### Extract
International Women’s Day celebrates women’s achievements while calling for gender equality. See how women perform in jobs that are often still considered “men’s jobs” and what they have to say.

 

“Machismo still persists”

This year’s Women’s Day is calling on people to #BeBoldForChange and push for a more gender-inclusive working world. For example, Yolaina Talavera from Managua, Nicaragua who works as a firefighter says: “In my early days as a firefighter, men thought that I wouldn’t last long in the job due to the hard training. However, I showed them that I am able to take on tasks at the same level.”

 

“Believe in your skills”

Khawla Sheikh is a plumber in Amman, Jordan. She gives training courses in plumbing to other women out of her basement. “Housewives are more comfortable to have a woman plumber in their house in the absence of their husbands,” said Sheikh. “To tackle gender inequality, I think that all operating sectors must provide equal opportunities for men and women in all fields.”

 

“Women raise the boys”

### Work to complete
a: Quote the International Women's Day passage word for word, starting with "International Women’s Day" and going on through "have to say.".
b: Pick up the International Women's Day passage from its final line and keep writing it.

[Layout annotation records]

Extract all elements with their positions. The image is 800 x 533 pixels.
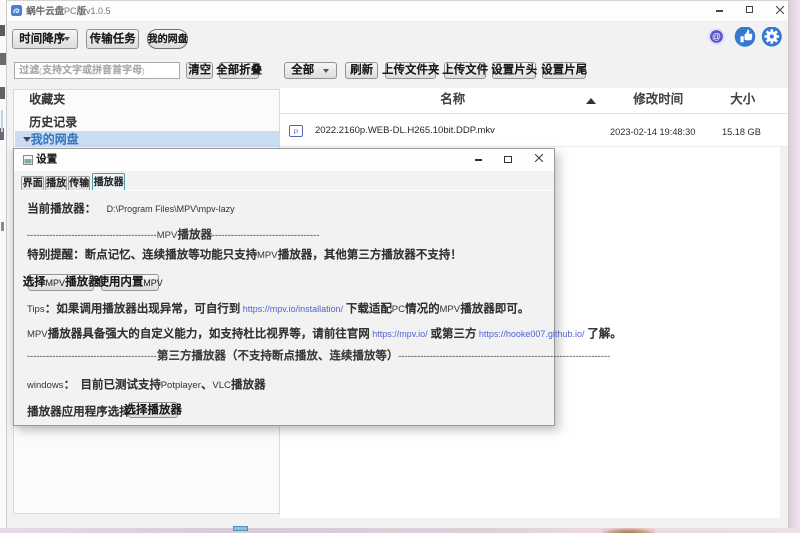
svg-text:P: P xyxy=(293,129,298,136)
svg-text:@: @ xyxy=(712,32,721,42)
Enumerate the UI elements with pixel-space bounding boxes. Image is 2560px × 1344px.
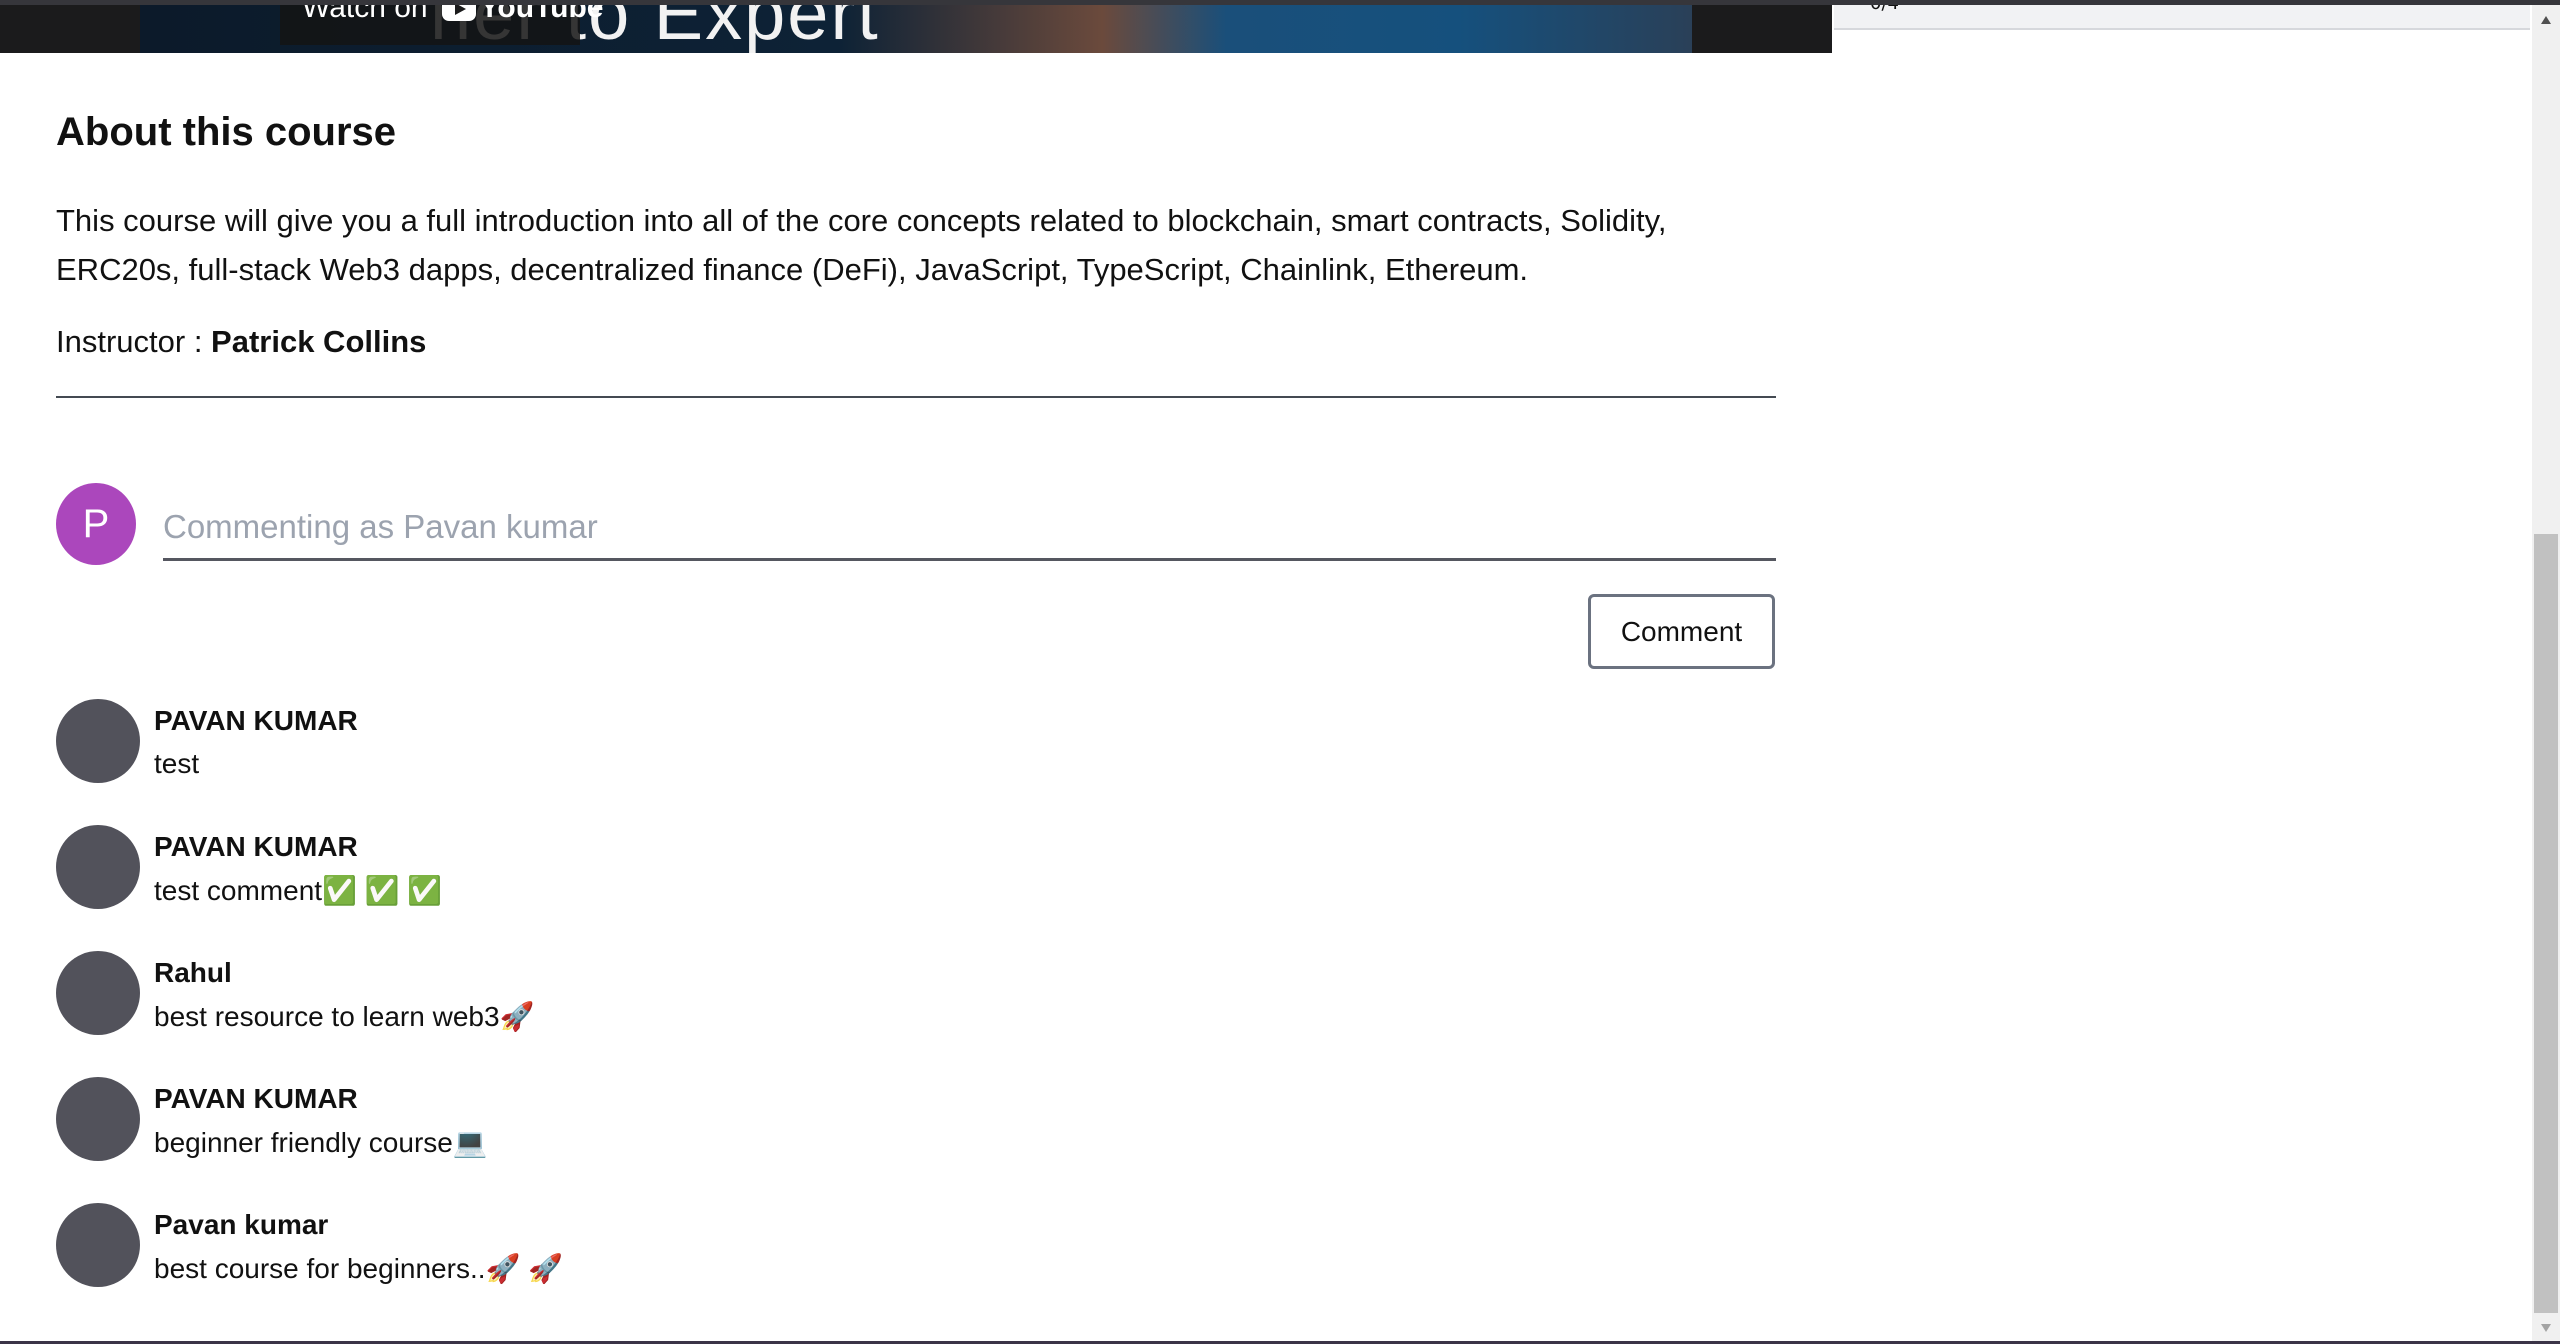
section-divider <box>56 396 1776 398</box>
video-player[interactable]: ner to Expert Watch on YouTube <box>0 5 1832 53</box>
side-panel-header-text: 0/4 <box>1870 5 1899 14</box>
comment-author: Pavan kumar <box>154 1209 329 1240</box>
comment-item: Rahul best resource to learn web3🚀 <box>56 951 1776 1077</box>
comment-submit-button[interactable]: Comment <box>1588 594 1775 669</box>
comment-avatar <box>56 1203 140 1287</box>
comment-avatar <box>56 825 140 909</box>
comment-item: PAVAN KUMAR beginner friendly course💻 <box>56 1077 1776 1203</box>
youtube-play-icon <box>441 5 476 22</box>
comment-item: PAVAN KUMAR test <box>56 699 1776 825</box>
comment-item: Pavan kumar best course for beginners..🚀… <box>56 1203 1776 1329</box>
comment-text: test <box>154 748 200 779</box>
comment-text: test comment✅ ✅ ✅ <box>154 875 443 906</box>
watch-on-youtube-label: Watch on YouTube <box>302 5 604 25</box>
comment-author: PAVAN KUMAR <box>154 831 358 862</box>
comment-input[interactable] <box>163 496 1776 561</box>
instructor-name: Patrick Collins <box>211 324 427 359</box>
page-scrollbar[interactable] <box>2532 5 2560 1342</box>
comment-author: Rahul <box>154 957 232 988</box>
scroll-up-arrow-icon[interactable] <box>2532 5 2560 33</box>
instructor-label: Instructor : <box>56 324 212 359</box>
course-description: This course will give you a full introdu… <box>56 203 1667 287</box>
scrollbar-thumb[interactable] <box>2534 534 2558 1313</box>
scroll-down-arrow-icon[interactable] <box>2532 1314 2560 1342</box>
comment-author: PAVAN KUMAR <box>154 705 358 736</box>
comment-avatar <box>56 699 140 783</box>
comment-text: best resource to learn web3🚀 <box>154 1001 535 1032</box>
comment-avatar <box>56 1077 140 1161</box>
comments-list: PAVAN KUMAR test PAVAN KUMAR test commen… <box>56 699 1776 1329</box>
comment-text: beginner friendly course💻 <box>154 1127 488 1158</box>
watch-on-text: Watch on <box>302 5 428 24</box>
current-user-avatar: P <box>56 483 136 565</box>
comment-text: best course for beginners..🚀 🚀 <box>154 1253 564 1284</box>
instructor-line: Instructor : Patrick Collins <box>56 324 426 360</box>
comment-avatar <box>56 951 140 1035</box>
video-thumbnail[interactable]: ner to Expert Watch on YouTube <box>140 5 1692 53</box>
watch-on-youtube-button[interactable]: Watch on YouTube <box>280 5 604 45</box>
comment-item: PAVAN KUMAR test comment✅ ✅ ✅ <box>56 825 1776 951</box>
about-heading: About this course <box>56 110 397 154</box>
youtube-wordmark: YouTube <box>479 5 604 24</box>
comment-author: PAVAN KUMAR <box>154 1083 358 1114</box>
side-panel-header: 0/4 <box>1834 5 2530 30</box>
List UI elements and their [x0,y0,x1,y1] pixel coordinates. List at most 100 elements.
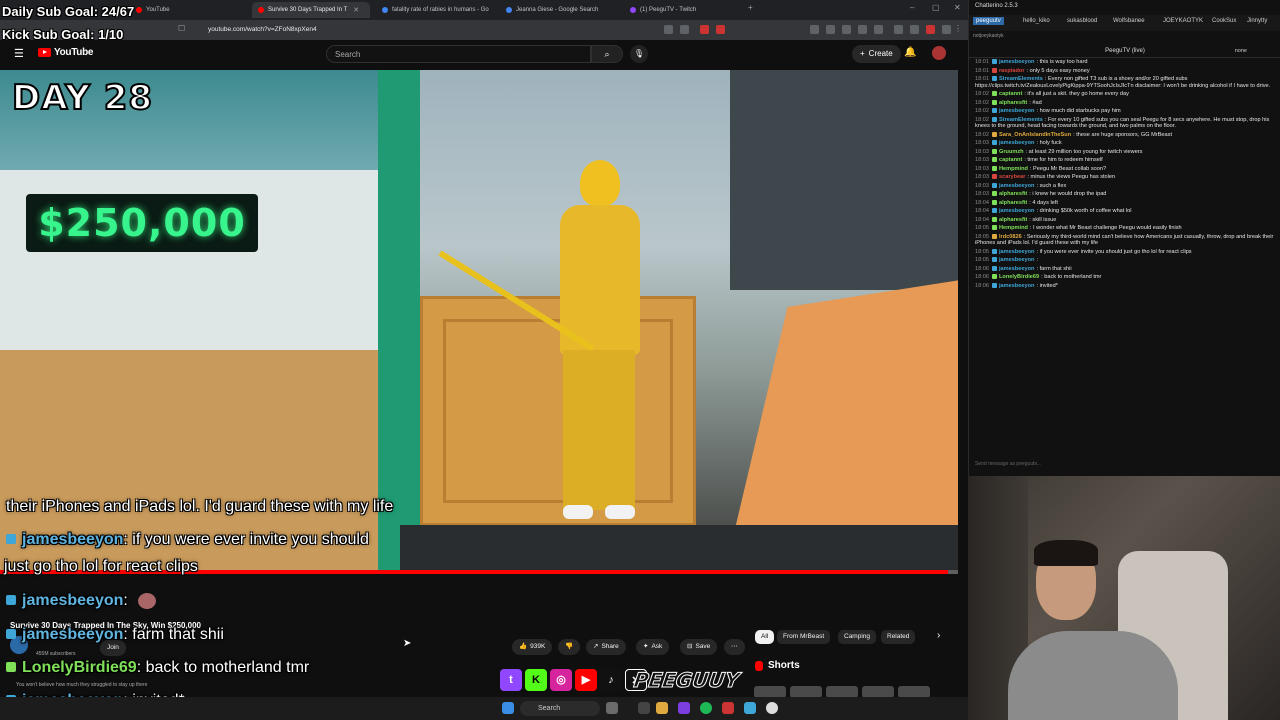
save-button[interactable]: ⊟ Save [680,639,718,655]
chip-from-mrbeast[interactable]: From MrBeast [777,630,831,644]
ct-username[interactable]: StreamElements [999,76,1043,82]
user-badge-icon [992,282,997,288]
close-tab-icon[interactable]: ✕ [353,6,359,14]
start-icon[interactable] [502,702,514,714]
app-icon[interactable] [678,702,690,714]
avatar[interactable] [932,46,946,60]
ct-timestamp: 18:05 [975,225,989,231]
app-icon[interactable] [744,702,756,714]
ct-username[interactable]: jamesbeeyon [999,59,1034,65]
ct-username[interactable]: alpharesfit [999,200,1027,206]
ct-tab-hello-kiko[interactable]: hello_kiko [1023,18,1050,24]
ct-username[interactable]: Hempmind [999,166,1028,172]
ct-username[interactable]: LonelyBirdie69 [999,274,1039,280]
dislike-button[interactable]: 👎 [558,639,581,655]
ct-mode[interactable]: none [1235,44,1247,58]
ct-username[interactable]: jamesbeeyon [999,257,1034,263]
ct-username[interactable]: jamesbeeyon [999,283,1034,289]
extension-icon[interactable] [842,25,851,34]
browser-tab-twitch[interactable]: (1) PeeguTV - Twitch [624,2,744,18]
more-actions-button[interactable]: ⋯ [724,639,745,655]
extension-icon[interactable] [664,25,673,34]
share-button[interactable]: ↗ Share [586,639,626,655]
extension-icon[interactable] [826,25,835,34]
app-icon[interactable] [722,702,734,714]
ct-username[interactable]: jamesbeeyon [999,266,1034,272]
profile-icon[interactable] [942,25,951,34]
extension-icon[interactable] [680,25,689,34]
bookmark-icon[interactable]: ☐ [178,24,185,33]
ct-username[interactable]: raspiador [999,68,1025,74]
ct-message-input[interactable]: Send message as peeguutv... [973,458,1273,470]
ct-username[interactable]: alpharesfit [999,191,1027,197]
extension-icon[interactable] [910,25,919,34]
ct-timestamp: 18:01 [975,76,989,82]
url-field[interactable]: youtube.com/watch?v=ZFoN8xpXen4 [200,24,670,36]
ct-tab-wolfsbanee[interactable]: Wolfsbanee [1113,18,1145,24]
ct-username[interactable]: lrdc0826 [999,234,1022,240]
ct-message: 18:01 StreamElements: Every non gifted T3… [975,76,1275,89]
browser-tab-survive[interactable]: Survive 30 Days Trapped In T ✕ [252,2,370,18]
ct-username[interactable]: Gruumzh [999,149,1024,155]
notifications-bell-icon[interactable]: 🔔 [904,47,916,58]
ct-username[interactable]: scarybear [999,174,1025,180]
taskbar-search[interactable]: Search [520,701,600,716]
ct-tab-sukasblood[interactable]: sukasblood [1067,18,1097,24]
ct-tab-peeguutv[interactable]: peeguutv [973,17,1004,25]
chip-related[interactable]: Related [881,630,916,644]
close-window-icon[interactable]: ✕ [954,3,961,12]
ct-username[interactable]: jamesbeeyon [999,249,1034,255]
browser-tab-youtube[interactable]: YouTube [130,2,200,18]
ct-username[interactable]: captannt [999,157,1022,163]
taskbar: Search [0,697,968,720]
ct-message-text: this is way too hard [1039,59,1088,65]
ct-username[interactable]: Hempmind [999,225,1028,231]
app-icon[interactable] [638,702,650,714]
minimize-icon[interactable]: – [910,3,914,12]
ct-username[interactable]: jamesbeeyon [999,183,1034,189]
more-dots-icon: ⋯ [731,643,738,650]
ct-username[interactable]: jamesbeeyon [999,208,1034,214]
ct-tab-cooksux[interactable]: CookSux [1212,18,1236,24]
folder-icon[interactable] [656,702,668,714]
chrome-icon[interactable] [766,702,778,714]
maximize-icon[interactable]: ▢ [932,3,940,12]
ask-button[interactable]: ✦ Ask [636,639,670,655]
create-button[interactable]: + Create [852,45,901,63]
ct-username[interactable]: jamesbeeyon [999,108,1034,114]
app-icon[interactable] [606,702,618,714]
extension-icon[interactable] [894,25,903,34]
extension-icon[interactable] [926,25,935,34]
like-button[interactable]: 👍 939K [512,639,553,655]
ct-username[interactable]: captannt [999,91,1022,97]
search-button[interactable]: ⌕ [591,45,623,63]
chip-all[interactable]: All [755,630,775,644]
spotify-icon[interactable] [700,702,712,714]
browser-tab-jeanna[interactable]: Jeanna Giese - Google Search [500,2,620,18]
webcam-feed [968,476,1280,720]
user-badge-icon [992,216,997,222]
video-player[interactable]: $250,000 DAY 28 [0,70,958,570]
extension-icon[interactable] [716,25,725,34]
ct-tab-jinnytty[interactable]: Jinnytty [1247,18,1267,24]
chip-camping[interactable]: Camping [838,630,877,644]
ct-username[interactable]: jamesbeeyon [999,140,1034,146]
extension-icon[interactable] [810,25,819,34]
browser-tab-rabies[interactable]: fatality rate of rabies in humans - Go [376,2,496,18]
extension-icon[interactable] [858,25,867,34]
youtube-logo[interactable]: YouTube [38,47,94,58]
ct-split-label[interactable]: notjoeykaotyk [973,33,1004,39]
browser-menu-icon[interactable]: ⋮ [954,24,962,33]
ct-tab-joeykaotyk[interactable]: JOEYKAOTYK [1163,18,1203,24]
ct-username[interactable]: Sara_OnAnIslandInTheSun [999,132,1071,138]
voice-search-button[interactable]: 🎙 [630,45,648,63]
ct-username[interactable]: alpharesfit [999,217,1027,223]
hamburger-menu-icon[interactable]: ☰ [14,47,24,60]
new-tab-icon[interactable]: + [748,3,753,12]
extension-icon[interactable] [700,25,709,34]
ct-username[interactable]: alpharesfit [999,100,1027,106]
chevron-right-icon[interactable]: › [937,630,940,641]
ct-username[interactable]: StreamElements [999,117,1043,123]
extension-icon[interactable] [874,25,883,34]
search-input[interactable]: Search [326,45,591,63]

### Responses per task
a:
International Women’s Day celebrates women’s achievements while calling for gender equality. See how women perform in jobs that are often still considered “men’s jobs” and what they have to say.

b:
Posing on her boat in Southwestern France, oyster farmer Valerie Perron says that gender-equal attitudes must be instilled early. “It is up to us to change attitudes by raising the boys at their youngest age in a spirit of parity and equality with the woman. We must change the mentalities of early childhood education. A boy can play with dolls and a little girl with small cars.”

 

“I’m better than men!”

Filipina Ocol, a backhoe operator, poses in Tubay, southern Philippines. The mother of three is confident in her abilities: “There are a few female workers that can drive big trucks and backhoes. If men can do it, why can’t women do it? I’m better than the men, they can only drive trucks here but I can drive both!”

 

“Gender inequality happens”

Deng Qiyan is a decorator at contraction sites in Beijing, China. She has a very down-to-earth approach: “Sometimes gender inequality happens. But we cannot do anything about that. After all, you have to digest all those unhappy things and carry on,” the mother of three says.

 

“Inequality starts in our minds”

In Istanbul, Turkey, Serpil Cigdem works as a train driver. She reports: “When I applied for a job 23 years ago as a driver, I was told that it is a profession for men. I knew that during the written examination even if I got the same results as a male candidate, he would have got the job. That’s why I worked hard to pass the exam with a better result than the male candidates.”

 

“Society has changed”

Ekaterine Kvlividze, a military captain, stands in front of a Georgian Air Force UH-1H helicopter in Tbilisi, Georgia. She joined the Georgian Air Force in 2007. “There were some difficulties in the beginning, I experienced some irony, cynicism. I felt they did not appreciate me. But, thank God, during the last 10 years society has changed and nowadays a woman pilot is a normal thing.”

 

“Women are tested every day”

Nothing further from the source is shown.